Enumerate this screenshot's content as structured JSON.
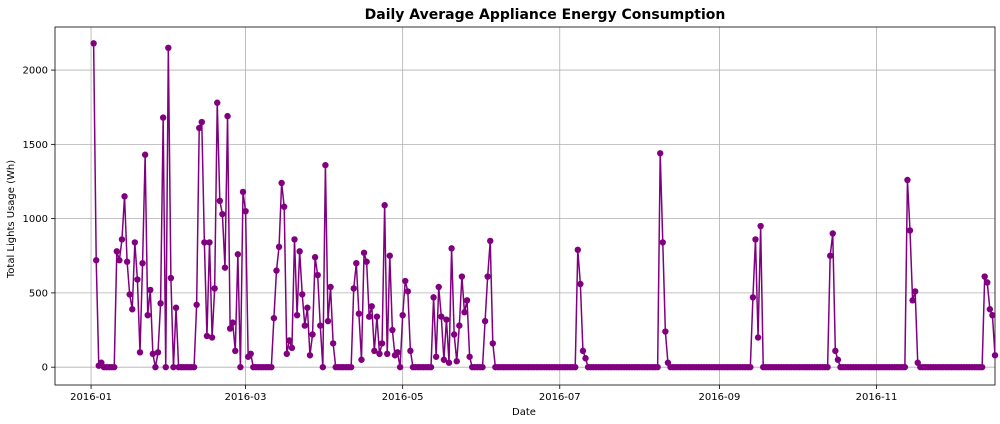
{
  "chart_data": {
    "type": "line",
    "title": "Daily Average Appliance Energy Consumption",
    "xlabel": "Date",
    "ylabel": "Total Lights Usage (Wh)",
    "x_start": "2016-01-02",
    "x_end": "2016-12-02",
    "xlim": [
      "2015-12-18",
      "2016-12-17"
    ],
    "ylim": [
      -120,
      2290
    ],
    "x_ticks": [
      "2016-01",
      "2016-03",
      "2016-05",
      "2016-07",
      "2016-09",
      "2016-11"
    ],
    "y_ticks": [
      0,
      500,
      1000,
      1500,
      2000
    ],
    "grid": true,
    "color": "#800080",
    "marker": "circle",
    "series": [
      {
        "values": [
          2180,
          720,
          10,
          30,
          0,
          0,
          0,
          0,
          0,
          780,
          720,
          860,
          1150,
          710,
          490,
          390,
          840,
          590,
          100,
          700,
          1430,
          350,
          520,
          90,
          0,
          100,
          430,
          1680,
          0,
          2150,
          600,
          0,
          400,
          0,
          0,
          0,
          0,
          0,
          0,
          0,
          420,
          1610,
          1650,
          840,
          210,
          840,
          200,
          530,
          1780,
          1120,
          1030,
          670,
          1690,
          260,
          300,
          110,
          760,
          0,
          1180,
          1050,
          70,
          90,
          0,
          0,
          0,
          0,
          0,
          0,
          0,
          0,
          330,
          650,
          810,
          1240,
          1080,
          90,
          180,
          130,
          860,
          350,
          780,
          490,
          280,
          400,
          80,
          220,
          740,
          620,
          280,
          0,
          1360,
          310,
          540,
          160,
          0,
          0,
          0,
          0,
          0,
          0,
          0,
          530,
          700,
          360,
          50,
          770,
          710,
          340,
          410,
          110,
          340,
          90,
          160,
          1090,
          90,
          750,
          250,
          80,
          100,
          0,
          350,
          580,
          510,
          110,
          0,
          0,
          0,
          0,
          0,
          0,
          0,
          0,
          470,
          70,
          540,
          340,
          50,
          320,
          30,
          800,
          220,
          40,
          280,
          610,
          370,
          450,
          70,
          0,
          0,
          0,
          0,
          0,
          310,
          610,
          850,
          160,
          0,
          0,
          0,
          0,
          0,
          0,
          0,
          0,
          0,
          0,
          0,
          0,
          0,
          0,
          0,
          0,
          0,
          0,
          0,
          0,
          0,
          0,
          0,
          0,
          0,
          0,
          0,
          0,
          0,
          0,
          0,
          0,
          790,
          560,
          110,
          60,
          0,
          0,
          0,
          0,
          0,
          0,
          0,
          0,
          0,
          0,
          0,
          0,
          0,
          0,
          0,
          0,
          0,
          0,
          0,
          0,
          0,
          0,
          0,
          0,
          0,
          0,
          0,
          0,
          1440,
          840,
          240,
          30,
          0,
          0,
          0,
          0,
          0,
          0,
          0,
          0,
          0,
          0,
          0,
          0,
          0,
          0,
          0,
          0,
          0,
          0,
          0,
          0,
          0,
          0,
          0,
          0,
          0,
          0,
          0,
          0,
          0,
          0,
          0,
          0,
          470,
          860,
          200,
          950,
          0,
          0,
          0,
          0,
          0,
          0,
          0,
          0,
          0,
          0,
          0,
          0,
          0,
          0,
          0,
          0,
          0,
          0,
          0,
          0,
          0,
          0,
          0,
          0,
          0,
          0,
          750,
          900,
          110,
          50,
          0,
          0,
          0,
          0,
          0,
          0,
          0,
          0,
          0,
          0,
          0,
          0,
          0,
          0,
          0,
          0,
          0,
          0,
          0,
          0,
          0,
          0,
          0,
          0,
          0,
          0,
          1260,
          920,
          450,
          510,
          30,
          0,
          0,
          0,
          0,
          0,
          0,
          0,
          0,
          0,
          0,
          0,
          0,
          0,
          0,
          0,
          0,
          0,
          0,
          0,
          0,
          0,
          0,
          0,
          0,
          0,
          610,
          570,
          390,
          350,
          80
        ]
      }
    ]
  }
}
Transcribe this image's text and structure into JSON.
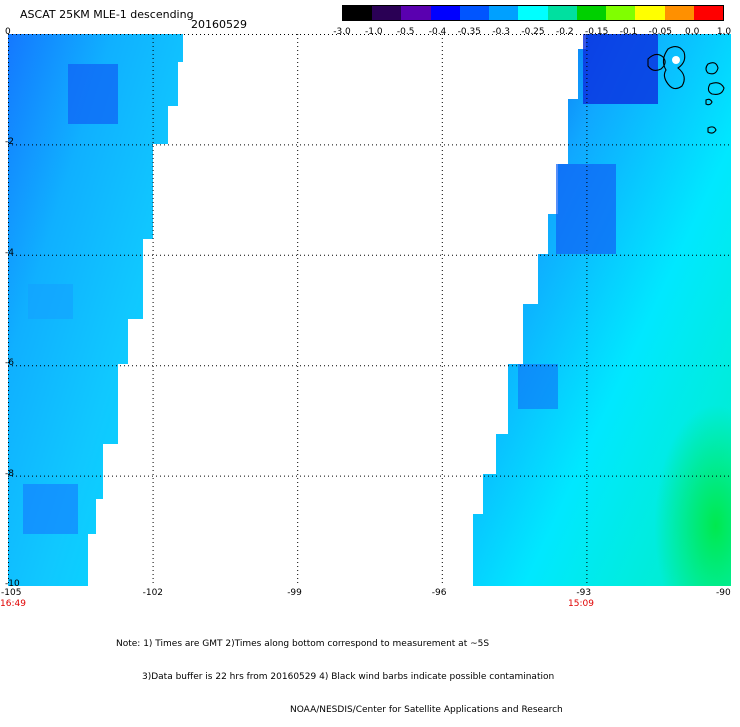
{
  "header": {
    "title": "ASCAT 25KM MLE-1 descending",
    "date": "20160529"
  },
  "colorbar": {
    "labels": [
      "-3.0",
      "-1.0",
      "-0.5",
      "-0.4",
      "-0.35",
      "-0.3",
      "-0.25",
      "-0.2",
      "-0.15",
      "-0.1",
      "-0.05",
      "0.0",
      "1.0"
    ],
    "colors": [
      "#000000",
      "#2a0055",
      "#5a00b0",
      "#0000ff",
      "#0055ff",
      "#00a0ff",
      "#00ffff",
      "#00e0a0",
      "#00d000",
      "#80ff00",
      "#ffff00",
      "#ff9000",
      "#ff0000"
    ]
  },
  "map": {
    "lat_labels": [
      "0",
      "-2",
      "-4",
      "-6",
      "-8",
      "-10"
    ],
    "lon_labels": [
      "-105",
      "-102",
      "-99",
      "-96",
      "-93",
      "-90"
    ],
    "time_labels": [
      "16:49",
      "15:09"
    ],
    "swath_colors": {
      "deep": "#0a2ee0",
      "blue": "#1060f5",
      "mid": "#14a0ff",
      "cyan": "#00f0ff",
      "green": "#00e890"
    }
  },
  "notes": {
    "line1": "Note: 1) Times are GMT 2)Times along bottom correspond to measurement at ~5S",
    "line2": "3)Data buffer is 22 hrs from 20160529 4) Black wind barbs indicate possible contamination",
    "line3": "NOAA/NESDIS/Center for Satellite Applications and Research"
  }
}
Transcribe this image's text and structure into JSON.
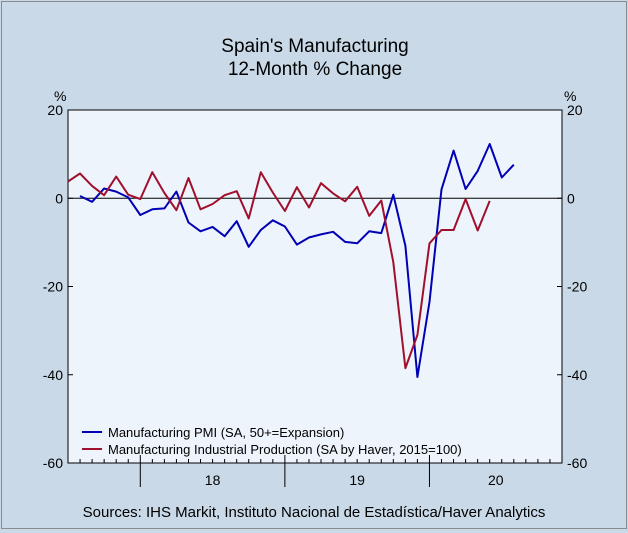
{
  "chart_data": {
    "type": "line",
    "title": [
      "Spain's Manufacturing",
      "12-Month % Change"
    ],
    "ylabel_left": "%",
    "ylabel_right": "%",
    "ylim": [
      -60,
      20
    ],
    "yticks": [
      20,
      0,
      -20,
      -40,
      -60
    ],
    "ytick_labels": [
      "20",
      "0",
      "-20",
      "-40",
      "-60"
    ],
    "x_year_labels": [
      "18",
      "19",
      "20"
    ],
    "x_start": "2017-07",
    "x_end": "2020-12",
    "months": [
      "2017-08",
      "2017-09",
      "2017-10",
      "2017-11",
      "2017-12",
      "2018-01",
      "2018-02",
      "2018-03",
      "2018-04",
      "2018-05",
      "2018-06",
      "2018-07",
      "2018-08",
      "2018-09",
      "2018-10",
      "2018-11",
      "2018-12",
      "2019-01",
      "2019-02",
      "2019-03",
      "2019-04",
      "2019-05",
      "2019-06",
      "2019-07",
      "2019-08",
      "2019-09",
      "2019-10",
      "2019-11",
      "2019-12",
      "2020-01",
      "2020-02",
      "2020-03",
      "2020-04",
      "2020-05",
      "2020-06",
      "2020-07",
      "2020-08",
      "2020-09",
      "2020-10",
      "2020-11",
      "2020-12"
    ],
    "series": [
      {
        "name": "Manufacturing PMI (SA, 50+=Expansion)",
        "color": "#0000b4",
        "values": [
          0.5,
          -0.8,
          2.2,
          1.5,
          0.2,
          -3.8,
          -2.5,
          -2.3,
          1.5,
          -5.5,
          -7.5,
          -6.5,
          -8.6,
          -5.2,
          -11.0,
          -7.2,
          -5.0,
          -6.4,
          -10.5,
          -8.9,
          -8.2,
          -7.6,
          -9.9,
          -10.2,
          -7.5,
          -7.9,
          0.8,
          -10.8,
          -40.5,
          -23.5,
          2.0,
          10.8,
          2.1,
          6.2,
          12.3,
          4.7,
          7.6
        ],
        "start": "2017-08"
      },
      {
        "name": "Manufacturing Industrial Production (SA by Haver, 2015=100)",
        "color": "#a0102c",
        "values": [
          3.8,
          5.6,
          2.8,
          0.7,
          4.9,
          0.8,
          -0.2,
          5.9,
          1.2,
          -2.7,
          4.6,
          -2.5,
          -1.3,
          0.7,
          1.6,
          -4.6,
          5.9,
          1.3,
          -2.9,
          2.5,
          -2.1,
          3.4,
          1.1,
          -0.7,
          2.6,
          -4.0,
          -0.5,
          -14.5,
          -38.5,
          -31.0,
          -10.2,
          -7.2,
          -7.2,
          -0.2,
          -7.3,
          -0.6
        ],
        "start": "2017-07"
      }
    ],
    "legend_placement": "bottom-left",
    "grid": false
  },
  "sources": "Sources:  IHS Markit, Instituto Nacional de Estadística/Haver Analytics"
}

══════════════════════════════

*Aim*. Where a line in the material above holds "Haver", copy that line.

*Exercise result*.
        "name": "Manufacturing Industrial Production (SA by Haver, 2015=100)",
  "sources": "Sources:  IHS Markit, Instituto Nacional de Estadística/Haver Analytics"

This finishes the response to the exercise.